------ EXCERPTED RECORDS

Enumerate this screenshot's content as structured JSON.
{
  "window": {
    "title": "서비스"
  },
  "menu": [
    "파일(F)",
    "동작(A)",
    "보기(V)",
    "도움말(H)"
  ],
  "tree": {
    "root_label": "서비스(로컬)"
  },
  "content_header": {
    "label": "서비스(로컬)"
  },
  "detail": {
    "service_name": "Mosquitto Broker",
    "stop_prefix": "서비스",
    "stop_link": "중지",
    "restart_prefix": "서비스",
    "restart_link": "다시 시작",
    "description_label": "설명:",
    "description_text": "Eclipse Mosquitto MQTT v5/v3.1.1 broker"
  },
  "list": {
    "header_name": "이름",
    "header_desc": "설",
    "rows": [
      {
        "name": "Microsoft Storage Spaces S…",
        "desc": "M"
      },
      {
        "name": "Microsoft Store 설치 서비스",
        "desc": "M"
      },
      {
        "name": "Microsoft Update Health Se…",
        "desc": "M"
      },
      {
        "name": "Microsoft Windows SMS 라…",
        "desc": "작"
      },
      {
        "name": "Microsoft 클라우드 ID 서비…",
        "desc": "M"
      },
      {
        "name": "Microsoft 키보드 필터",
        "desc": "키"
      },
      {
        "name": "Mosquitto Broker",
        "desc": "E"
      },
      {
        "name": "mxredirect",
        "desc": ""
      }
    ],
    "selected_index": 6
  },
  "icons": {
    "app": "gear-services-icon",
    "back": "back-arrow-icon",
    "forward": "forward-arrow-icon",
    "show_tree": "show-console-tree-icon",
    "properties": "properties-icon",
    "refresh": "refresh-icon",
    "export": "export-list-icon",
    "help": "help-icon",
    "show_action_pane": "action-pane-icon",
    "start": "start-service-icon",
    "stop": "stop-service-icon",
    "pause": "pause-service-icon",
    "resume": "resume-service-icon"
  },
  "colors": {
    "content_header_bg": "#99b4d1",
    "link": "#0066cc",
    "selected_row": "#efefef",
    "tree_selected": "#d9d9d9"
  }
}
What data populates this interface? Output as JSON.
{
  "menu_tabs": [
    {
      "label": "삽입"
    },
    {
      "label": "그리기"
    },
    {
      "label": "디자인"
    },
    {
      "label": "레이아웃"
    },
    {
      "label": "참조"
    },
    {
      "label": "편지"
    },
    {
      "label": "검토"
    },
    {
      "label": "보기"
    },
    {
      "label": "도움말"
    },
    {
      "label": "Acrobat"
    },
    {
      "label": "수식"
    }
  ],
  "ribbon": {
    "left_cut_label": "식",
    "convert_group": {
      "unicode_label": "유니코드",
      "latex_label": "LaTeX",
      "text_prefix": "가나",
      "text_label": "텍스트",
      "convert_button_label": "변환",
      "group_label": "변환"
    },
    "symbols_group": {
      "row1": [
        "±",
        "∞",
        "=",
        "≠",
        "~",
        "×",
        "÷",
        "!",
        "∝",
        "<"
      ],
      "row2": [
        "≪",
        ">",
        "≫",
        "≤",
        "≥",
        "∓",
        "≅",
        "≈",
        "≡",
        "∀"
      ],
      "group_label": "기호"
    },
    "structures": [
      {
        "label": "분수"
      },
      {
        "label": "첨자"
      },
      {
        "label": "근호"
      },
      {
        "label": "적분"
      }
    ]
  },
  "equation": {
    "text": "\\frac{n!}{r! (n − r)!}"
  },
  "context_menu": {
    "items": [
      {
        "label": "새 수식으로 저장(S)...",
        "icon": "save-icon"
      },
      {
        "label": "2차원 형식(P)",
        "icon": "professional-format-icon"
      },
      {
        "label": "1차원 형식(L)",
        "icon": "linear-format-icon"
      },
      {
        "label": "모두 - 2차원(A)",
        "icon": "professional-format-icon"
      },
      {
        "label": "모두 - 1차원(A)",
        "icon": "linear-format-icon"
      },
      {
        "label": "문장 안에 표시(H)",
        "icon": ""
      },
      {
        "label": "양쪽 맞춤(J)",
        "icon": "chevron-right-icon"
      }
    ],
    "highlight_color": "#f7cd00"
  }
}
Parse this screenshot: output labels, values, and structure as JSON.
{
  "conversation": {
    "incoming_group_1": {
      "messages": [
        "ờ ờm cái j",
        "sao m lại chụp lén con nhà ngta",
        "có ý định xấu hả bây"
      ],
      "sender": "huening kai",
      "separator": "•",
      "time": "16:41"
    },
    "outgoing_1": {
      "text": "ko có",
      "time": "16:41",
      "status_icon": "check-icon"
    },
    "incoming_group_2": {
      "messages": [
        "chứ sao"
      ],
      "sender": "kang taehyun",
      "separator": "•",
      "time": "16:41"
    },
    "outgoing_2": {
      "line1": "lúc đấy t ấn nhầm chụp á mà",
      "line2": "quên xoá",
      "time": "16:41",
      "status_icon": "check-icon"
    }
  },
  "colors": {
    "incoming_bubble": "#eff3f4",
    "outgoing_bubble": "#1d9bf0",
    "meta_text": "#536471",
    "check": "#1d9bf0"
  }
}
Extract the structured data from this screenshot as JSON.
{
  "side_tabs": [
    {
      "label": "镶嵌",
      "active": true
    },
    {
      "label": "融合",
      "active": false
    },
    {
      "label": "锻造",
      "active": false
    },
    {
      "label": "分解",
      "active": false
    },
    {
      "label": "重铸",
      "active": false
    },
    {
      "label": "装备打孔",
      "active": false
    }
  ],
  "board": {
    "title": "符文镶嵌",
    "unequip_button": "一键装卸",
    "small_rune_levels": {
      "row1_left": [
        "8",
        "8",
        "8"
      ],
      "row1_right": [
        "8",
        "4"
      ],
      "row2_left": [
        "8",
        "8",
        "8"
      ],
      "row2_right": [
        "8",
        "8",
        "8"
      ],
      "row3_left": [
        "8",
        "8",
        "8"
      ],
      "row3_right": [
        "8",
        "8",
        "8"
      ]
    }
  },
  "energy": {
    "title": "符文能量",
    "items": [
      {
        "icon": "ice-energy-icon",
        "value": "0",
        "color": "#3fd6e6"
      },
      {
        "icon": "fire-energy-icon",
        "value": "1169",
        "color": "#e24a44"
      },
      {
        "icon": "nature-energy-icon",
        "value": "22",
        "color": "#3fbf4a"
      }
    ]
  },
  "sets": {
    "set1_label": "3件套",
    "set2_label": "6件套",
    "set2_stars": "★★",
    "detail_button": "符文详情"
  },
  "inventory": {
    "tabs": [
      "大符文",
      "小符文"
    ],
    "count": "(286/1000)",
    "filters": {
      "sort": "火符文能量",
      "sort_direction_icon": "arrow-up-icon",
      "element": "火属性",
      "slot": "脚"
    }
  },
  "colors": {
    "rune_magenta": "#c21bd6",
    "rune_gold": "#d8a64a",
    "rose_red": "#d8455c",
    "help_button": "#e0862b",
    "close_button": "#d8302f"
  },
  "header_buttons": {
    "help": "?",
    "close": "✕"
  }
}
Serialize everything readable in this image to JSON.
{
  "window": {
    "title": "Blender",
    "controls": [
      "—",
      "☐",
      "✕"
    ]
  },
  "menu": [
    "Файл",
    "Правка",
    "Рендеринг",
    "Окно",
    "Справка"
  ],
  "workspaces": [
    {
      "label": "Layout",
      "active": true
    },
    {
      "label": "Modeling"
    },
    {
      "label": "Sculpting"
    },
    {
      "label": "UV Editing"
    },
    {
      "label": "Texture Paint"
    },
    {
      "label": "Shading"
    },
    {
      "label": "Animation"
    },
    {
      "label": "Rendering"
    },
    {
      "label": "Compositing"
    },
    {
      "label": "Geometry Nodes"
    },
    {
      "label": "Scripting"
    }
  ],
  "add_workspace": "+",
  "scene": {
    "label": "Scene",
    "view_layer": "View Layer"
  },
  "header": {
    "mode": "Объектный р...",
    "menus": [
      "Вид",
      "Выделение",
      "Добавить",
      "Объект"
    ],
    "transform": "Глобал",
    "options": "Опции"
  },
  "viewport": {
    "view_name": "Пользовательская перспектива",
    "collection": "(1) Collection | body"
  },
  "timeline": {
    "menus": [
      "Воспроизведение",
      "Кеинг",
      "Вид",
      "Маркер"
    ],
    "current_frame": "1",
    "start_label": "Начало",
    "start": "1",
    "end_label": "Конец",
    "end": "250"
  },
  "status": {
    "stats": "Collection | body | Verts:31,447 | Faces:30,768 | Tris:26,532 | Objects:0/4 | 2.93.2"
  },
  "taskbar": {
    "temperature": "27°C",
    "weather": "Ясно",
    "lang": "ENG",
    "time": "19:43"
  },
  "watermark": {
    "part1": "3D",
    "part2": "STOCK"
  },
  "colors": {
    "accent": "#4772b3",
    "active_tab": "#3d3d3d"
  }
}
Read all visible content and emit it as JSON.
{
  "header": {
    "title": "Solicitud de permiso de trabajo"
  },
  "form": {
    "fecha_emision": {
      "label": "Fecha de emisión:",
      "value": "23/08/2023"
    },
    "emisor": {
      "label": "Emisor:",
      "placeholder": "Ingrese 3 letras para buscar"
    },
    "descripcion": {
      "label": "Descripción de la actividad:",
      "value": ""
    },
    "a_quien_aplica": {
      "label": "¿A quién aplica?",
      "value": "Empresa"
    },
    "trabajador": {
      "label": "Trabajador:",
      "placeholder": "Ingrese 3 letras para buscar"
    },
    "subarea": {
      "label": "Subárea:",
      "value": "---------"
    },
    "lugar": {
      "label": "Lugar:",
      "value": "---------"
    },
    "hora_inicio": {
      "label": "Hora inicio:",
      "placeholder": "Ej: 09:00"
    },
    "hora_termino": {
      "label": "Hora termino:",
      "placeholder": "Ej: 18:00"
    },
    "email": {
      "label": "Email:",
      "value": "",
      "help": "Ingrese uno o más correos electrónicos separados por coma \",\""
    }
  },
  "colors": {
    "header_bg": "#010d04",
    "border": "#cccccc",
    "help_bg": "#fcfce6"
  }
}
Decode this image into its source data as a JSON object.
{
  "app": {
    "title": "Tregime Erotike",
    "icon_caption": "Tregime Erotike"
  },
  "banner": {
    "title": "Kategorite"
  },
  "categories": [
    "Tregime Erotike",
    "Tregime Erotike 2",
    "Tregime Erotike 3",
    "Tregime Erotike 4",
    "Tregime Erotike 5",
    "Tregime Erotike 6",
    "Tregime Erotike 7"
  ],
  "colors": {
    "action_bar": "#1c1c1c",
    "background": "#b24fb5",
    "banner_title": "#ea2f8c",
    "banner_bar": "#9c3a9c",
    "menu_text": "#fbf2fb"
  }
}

------------

TASK STATEMENT ▸ Return only the lines running from the line with "Decode this image" to the last line of the records, both included, exactly as written.

RESPONSE ▸
Decode this image into its source data as a JSON object.
{
  "app": {
    "title": "Tregime Erotike",
    "icon_caption": "Tregime Erotike"
  },
  "banner": {
    "title": "Kategorite"
  },
  "categories": [
    "Tregime Erotike",
    "Tregime Erotike 2",
    "Tregime Erotike 3",
    "Tregime Erotike 4",
    "Tregime Erotike 5",
    "Tregime Erotike 6",
    "Tregime Erotike 7"
  ],
  "colors": {
    "action_bar": "#1c1c1c",
    "background": "#b24fb5",
    "banner_title": "#ea2f8c",
    "banner_bar": "#9c3a9c",
    "menu_text": "#fbf2fb"
  }
}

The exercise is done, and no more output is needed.